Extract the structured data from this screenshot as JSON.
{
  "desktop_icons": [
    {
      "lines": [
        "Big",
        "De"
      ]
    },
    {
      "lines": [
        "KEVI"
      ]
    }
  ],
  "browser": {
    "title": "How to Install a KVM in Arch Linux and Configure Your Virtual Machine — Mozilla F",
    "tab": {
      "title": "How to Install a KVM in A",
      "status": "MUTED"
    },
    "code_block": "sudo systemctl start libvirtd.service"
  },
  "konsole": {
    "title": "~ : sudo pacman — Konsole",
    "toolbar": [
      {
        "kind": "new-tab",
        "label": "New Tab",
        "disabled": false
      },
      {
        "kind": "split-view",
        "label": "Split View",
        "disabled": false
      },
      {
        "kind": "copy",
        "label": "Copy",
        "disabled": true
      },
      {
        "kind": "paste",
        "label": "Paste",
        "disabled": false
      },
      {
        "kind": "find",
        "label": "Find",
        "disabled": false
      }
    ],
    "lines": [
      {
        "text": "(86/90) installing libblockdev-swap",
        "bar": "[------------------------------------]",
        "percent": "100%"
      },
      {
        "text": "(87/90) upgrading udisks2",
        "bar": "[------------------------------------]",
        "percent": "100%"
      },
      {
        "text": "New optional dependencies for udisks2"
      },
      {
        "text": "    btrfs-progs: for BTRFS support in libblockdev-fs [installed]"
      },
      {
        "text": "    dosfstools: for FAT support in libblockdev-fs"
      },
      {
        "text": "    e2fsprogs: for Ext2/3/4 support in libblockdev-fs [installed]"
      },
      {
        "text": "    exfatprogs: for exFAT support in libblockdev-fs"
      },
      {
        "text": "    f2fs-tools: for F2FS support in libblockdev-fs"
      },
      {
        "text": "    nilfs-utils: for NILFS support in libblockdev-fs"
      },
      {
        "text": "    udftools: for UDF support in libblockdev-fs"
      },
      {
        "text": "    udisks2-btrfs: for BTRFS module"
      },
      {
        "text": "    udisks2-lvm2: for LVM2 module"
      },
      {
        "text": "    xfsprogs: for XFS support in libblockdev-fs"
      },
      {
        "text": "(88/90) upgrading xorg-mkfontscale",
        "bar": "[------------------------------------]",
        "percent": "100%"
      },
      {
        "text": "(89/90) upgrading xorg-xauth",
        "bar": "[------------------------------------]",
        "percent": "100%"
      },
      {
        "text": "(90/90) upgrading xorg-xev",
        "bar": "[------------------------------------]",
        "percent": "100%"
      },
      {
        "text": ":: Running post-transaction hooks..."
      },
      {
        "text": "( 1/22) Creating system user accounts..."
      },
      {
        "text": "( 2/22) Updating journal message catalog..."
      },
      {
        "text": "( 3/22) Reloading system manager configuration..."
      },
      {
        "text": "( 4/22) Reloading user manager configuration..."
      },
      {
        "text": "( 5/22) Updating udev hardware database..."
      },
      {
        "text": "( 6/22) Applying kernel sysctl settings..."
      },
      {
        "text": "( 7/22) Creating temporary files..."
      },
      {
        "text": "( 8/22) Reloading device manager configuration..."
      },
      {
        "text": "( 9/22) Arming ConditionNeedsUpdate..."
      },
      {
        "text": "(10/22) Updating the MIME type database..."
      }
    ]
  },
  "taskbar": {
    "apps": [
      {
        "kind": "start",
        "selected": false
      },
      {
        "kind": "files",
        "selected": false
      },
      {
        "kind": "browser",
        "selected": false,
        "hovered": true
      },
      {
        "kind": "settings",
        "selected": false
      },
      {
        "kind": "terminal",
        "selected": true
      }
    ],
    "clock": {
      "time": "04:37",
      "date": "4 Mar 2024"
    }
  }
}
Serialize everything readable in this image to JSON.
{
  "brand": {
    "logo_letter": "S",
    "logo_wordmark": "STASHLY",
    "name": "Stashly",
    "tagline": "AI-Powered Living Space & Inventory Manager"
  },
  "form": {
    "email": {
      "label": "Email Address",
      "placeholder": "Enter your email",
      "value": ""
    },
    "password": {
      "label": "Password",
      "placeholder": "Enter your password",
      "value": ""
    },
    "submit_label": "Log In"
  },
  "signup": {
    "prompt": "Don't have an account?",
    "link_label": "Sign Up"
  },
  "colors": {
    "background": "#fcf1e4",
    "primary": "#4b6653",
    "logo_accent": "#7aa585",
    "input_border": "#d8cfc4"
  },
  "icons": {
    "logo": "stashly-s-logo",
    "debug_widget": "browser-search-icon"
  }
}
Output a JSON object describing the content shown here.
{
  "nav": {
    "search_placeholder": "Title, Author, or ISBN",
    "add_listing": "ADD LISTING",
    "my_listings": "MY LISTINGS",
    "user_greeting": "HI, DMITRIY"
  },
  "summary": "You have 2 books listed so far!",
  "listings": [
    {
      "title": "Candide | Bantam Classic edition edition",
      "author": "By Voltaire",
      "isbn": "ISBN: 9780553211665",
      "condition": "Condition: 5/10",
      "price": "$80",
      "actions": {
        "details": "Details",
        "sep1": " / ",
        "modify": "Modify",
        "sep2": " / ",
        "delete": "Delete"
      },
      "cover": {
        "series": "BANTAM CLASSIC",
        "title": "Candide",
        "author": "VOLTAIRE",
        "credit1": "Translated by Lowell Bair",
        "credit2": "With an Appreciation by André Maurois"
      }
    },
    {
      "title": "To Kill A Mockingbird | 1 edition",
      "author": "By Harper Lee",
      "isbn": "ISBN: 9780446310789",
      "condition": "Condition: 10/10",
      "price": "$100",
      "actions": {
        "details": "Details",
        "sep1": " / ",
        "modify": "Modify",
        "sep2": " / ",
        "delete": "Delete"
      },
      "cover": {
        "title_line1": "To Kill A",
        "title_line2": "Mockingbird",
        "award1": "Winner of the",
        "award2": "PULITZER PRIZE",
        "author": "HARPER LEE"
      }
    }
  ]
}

──────────

To be done: Isolate the lines that hold the word "have" and copy all of them.

Solved exercise:
    "prompt": "Don't have an account?",
  "summary": "You have 2 books listed so far!",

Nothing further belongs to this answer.